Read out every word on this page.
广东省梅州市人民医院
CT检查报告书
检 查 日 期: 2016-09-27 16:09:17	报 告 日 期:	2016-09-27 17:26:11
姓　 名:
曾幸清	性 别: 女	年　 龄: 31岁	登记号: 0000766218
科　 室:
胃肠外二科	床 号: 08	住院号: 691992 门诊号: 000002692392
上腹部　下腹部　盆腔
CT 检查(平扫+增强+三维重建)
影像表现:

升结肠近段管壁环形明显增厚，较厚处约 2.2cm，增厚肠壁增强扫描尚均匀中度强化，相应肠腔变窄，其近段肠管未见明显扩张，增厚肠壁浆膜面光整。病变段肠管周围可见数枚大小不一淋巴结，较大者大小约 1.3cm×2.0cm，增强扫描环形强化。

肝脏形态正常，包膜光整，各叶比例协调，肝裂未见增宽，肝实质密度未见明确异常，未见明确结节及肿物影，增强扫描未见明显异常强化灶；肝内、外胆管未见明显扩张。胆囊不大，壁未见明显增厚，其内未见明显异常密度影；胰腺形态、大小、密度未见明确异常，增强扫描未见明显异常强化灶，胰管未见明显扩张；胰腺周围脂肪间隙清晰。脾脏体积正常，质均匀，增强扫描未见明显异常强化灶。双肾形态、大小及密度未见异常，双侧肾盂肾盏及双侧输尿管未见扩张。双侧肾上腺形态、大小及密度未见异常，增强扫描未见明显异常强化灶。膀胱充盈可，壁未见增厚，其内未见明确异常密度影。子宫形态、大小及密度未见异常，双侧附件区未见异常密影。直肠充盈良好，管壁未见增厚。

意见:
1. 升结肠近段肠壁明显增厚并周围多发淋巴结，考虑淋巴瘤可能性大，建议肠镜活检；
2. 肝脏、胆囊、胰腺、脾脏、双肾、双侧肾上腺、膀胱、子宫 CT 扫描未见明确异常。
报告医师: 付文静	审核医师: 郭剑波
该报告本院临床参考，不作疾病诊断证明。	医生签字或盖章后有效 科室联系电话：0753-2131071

What is needed -> From the records above, extract every entry verbatim.

Response to the exercise ->
Read out every word on this page.
广东省梅州市人民医院
CT检查报告书
检 查 日 期: 2016-09-27 16:09:17	报 告 日 期:	2016-09-27 17:26:11
姓　 名:
曾幸清	性 别: 女	年　 龄: 31岁	登记号: 0000766218
科　 室:
胃肠外二科	床 号: 08	住院号: 691992 门诊号: 000002692392
上腹部　下腹部　盆腔
CT 检查(平扫+增强+三维重建)
影像表现:

升结肠近段管壁环形明显增厚，较厚处约 2.2cm，增厚肠壁增强扫描尚均匀中度强化，相应肠腔变窄，其近段肠管未见明显扩张，增厚肠壁浆膜面光整。病变段肠管周围可见数枚大小不一淋巴结，较大者大小约 1.3cm×2.0cm，增强扫描环形强化。

肝脏形态正常，包膜光整，各叶比例协调，肝裂未见增宽，肝实质密度未见明确异常，未见明确结节及肿物影，增强扫描未见明显异常强化灶；肝内、外胆管未见明显扩张。胆囊不大，壁未见明显增厚，其内未见明显异常密度影；胰腺形态、大小、密度未见明确异常，增强扫描未见明显异常强化灶，胰管未见明显扩张；胰腺周围脂肪间隙清晰。脾脏体积正常，质均匀，增强扫描未见明显异常强化灶。双肾形态、大小及密度未见异常，双侧肾盂肾盏及双侧输尿管未见扩张。双侧肾上腺形态、大小及密度未见异常，增强扫描未见明显异常强化灶。膀胱充盈可，壁未见增厚，其内未见明确异常密度影。子宫形态、大小及密度未见异常，双侧附件区未见异常密影。直肠充盈良好，管壁未见增厚。

意见:
1. 升结肠近段肠壁明显增厚并周围多发淋巴结，考虑淋巴瘤可能性大，建议肠镜活检；
2. 肝脏、胆囊、胰腺、脾脏、双肾、双侧肾上腺、膀胱、子宫 CT 扫描未见明确异常。
报告医师: 付文静	审核医师: 郭剑波
该报告本院临床参考，不作疾病诊断证明。	医生签字或盖章后有效 科室联系电话：0753-2131071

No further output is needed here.